- **What you should do**
Every line that contains "Weightlifting" counts once; give the total number of such lines, with no other words.

- **Data provided**
---------------
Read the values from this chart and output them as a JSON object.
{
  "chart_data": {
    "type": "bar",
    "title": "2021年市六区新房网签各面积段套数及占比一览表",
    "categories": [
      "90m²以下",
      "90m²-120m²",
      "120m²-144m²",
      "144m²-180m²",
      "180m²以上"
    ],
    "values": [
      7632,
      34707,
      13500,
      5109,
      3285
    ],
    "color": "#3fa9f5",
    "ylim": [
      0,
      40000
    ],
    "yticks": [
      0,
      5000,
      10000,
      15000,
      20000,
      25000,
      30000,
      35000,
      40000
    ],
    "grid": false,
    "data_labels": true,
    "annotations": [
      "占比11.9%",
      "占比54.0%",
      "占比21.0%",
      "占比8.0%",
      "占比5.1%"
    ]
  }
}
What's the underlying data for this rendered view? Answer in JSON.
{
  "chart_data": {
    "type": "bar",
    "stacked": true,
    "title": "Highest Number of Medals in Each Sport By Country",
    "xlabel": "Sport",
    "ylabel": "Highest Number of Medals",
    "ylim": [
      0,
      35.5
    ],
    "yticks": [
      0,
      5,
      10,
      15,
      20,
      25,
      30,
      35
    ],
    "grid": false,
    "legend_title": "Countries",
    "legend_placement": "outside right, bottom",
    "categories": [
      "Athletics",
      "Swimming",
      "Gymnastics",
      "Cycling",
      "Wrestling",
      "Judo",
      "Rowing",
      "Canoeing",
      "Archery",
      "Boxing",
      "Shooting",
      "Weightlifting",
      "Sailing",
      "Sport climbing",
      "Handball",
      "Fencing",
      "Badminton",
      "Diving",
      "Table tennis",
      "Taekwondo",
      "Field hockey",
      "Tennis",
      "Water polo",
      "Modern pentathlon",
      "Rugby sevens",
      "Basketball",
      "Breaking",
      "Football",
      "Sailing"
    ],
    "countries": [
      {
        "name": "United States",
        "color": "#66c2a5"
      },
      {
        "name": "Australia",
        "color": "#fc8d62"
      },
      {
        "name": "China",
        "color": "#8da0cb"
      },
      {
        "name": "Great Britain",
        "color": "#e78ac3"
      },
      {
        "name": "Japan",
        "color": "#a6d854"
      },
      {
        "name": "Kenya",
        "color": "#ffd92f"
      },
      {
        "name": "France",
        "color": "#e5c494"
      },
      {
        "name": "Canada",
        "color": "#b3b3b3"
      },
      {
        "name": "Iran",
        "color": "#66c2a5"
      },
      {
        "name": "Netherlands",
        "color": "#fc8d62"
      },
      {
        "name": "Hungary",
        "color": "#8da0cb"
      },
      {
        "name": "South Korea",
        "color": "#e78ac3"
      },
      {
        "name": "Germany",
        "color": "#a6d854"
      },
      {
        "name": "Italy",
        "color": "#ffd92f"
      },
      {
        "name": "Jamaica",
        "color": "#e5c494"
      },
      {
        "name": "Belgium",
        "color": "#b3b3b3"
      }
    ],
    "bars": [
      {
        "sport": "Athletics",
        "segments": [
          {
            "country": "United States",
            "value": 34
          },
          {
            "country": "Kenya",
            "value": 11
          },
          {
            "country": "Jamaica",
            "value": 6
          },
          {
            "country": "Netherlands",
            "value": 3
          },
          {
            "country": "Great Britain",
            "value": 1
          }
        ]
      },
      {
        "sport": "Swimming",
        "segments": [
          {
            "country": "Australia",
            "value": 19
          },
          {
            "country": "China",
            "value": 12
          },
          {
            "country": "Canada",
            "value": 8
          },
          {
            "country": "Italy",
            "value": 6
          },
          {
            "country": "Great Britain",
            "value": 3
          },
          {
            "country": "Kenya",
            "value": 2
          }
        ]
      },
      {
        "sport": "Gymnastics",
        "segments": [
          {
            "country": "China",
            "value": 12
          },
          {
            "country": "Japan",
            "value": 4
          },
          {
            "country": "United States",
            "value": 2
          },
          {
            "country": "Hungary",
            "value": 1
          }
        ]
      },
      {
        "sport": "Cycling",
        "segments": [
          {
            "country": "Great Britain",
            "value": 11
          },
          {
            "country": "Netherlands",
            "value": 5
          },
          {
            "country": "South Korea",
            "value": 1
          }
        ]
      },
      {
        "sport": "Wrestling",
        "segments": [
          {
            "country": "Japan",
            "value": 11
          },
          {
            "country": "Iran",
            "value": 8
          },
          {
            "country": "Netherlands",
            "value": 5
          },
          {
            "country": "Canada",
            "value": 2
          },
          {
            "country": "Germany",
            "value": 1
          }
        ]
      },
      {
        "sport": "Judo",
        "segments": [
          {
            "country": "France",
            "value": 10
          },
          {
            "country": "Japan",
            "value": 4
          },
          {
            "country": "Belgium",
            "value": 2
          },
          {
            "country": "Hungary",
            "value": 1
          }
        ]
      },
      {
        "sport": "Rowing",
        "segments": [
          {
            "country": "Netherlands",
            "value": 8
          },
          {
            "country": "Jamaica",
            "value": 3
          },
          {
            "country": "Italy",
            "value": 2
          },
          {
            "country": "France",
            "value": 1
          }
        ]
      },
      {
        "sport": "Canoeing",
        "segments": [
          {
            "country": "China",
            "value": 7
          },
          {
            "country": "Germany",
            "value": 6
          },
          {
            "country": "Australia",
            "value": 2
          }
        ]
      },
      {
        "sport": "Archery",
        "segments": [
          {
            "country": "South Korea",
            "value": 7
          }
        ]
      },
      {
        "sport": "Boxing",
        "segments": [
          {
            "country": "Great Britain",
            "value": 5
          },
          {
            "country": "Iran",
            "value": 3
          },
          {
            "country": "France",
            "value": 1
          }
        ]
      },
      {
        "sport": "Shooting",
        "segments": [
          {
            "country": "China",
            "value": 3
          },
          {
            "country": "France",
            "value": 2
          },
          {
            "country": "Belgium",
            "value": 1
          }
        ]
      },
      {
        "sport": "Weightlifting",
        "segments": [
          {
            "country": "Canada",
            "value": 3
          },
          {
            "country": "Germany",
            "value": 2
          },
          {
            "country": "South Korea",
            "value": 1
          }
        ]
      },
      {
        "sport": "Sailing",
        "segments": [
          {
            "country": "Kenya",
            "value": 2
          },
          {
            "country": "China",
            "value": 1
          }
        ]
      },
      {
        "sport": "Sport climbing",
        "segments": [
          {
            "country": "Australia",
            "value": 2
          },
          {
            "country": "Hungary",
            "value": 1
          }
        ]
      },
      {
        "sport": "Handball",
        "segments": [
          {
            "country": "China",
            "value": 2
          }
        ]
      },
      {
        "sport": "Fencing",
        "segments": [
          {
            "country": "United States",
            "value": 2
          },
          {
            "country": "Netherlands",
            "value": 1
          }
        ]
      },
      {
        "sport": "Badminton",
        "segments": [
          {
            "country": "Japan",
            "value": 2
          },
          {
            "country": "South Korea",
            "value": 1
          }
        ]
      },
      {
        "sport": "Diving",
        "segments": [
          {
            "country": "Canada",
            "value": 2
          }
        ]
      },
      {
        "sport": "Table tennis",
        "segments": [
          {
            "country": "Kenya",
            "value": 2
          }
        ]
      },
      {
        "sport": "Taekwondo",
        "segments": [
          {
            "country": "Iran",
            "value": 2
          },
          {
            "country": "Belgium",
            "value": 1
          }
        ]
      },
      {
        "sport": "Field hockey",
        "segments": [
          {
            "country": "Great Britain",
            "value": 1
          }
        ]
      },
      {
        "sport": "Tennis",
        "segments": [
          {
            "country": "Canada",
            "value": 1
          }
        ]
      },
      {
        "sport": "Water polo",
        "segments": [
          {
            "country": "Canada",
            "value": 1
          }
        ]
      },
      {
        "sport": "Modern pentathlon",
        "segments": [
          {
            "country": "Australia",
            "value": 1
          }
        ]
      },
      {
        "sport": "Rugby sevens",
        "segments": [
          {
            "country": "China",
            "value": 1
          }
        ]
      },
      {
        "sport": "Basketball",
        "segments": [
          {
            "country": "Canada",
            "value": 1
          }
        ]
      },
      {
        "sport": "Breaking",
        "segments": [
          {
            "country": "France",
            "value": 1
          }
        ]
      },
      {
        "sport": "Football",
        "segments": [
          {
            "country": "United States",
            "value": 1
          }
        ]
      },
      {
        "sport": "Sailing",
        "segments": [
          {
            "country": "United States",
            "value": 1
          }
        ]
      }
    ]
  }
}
---------------
- **Response to the exercise**
2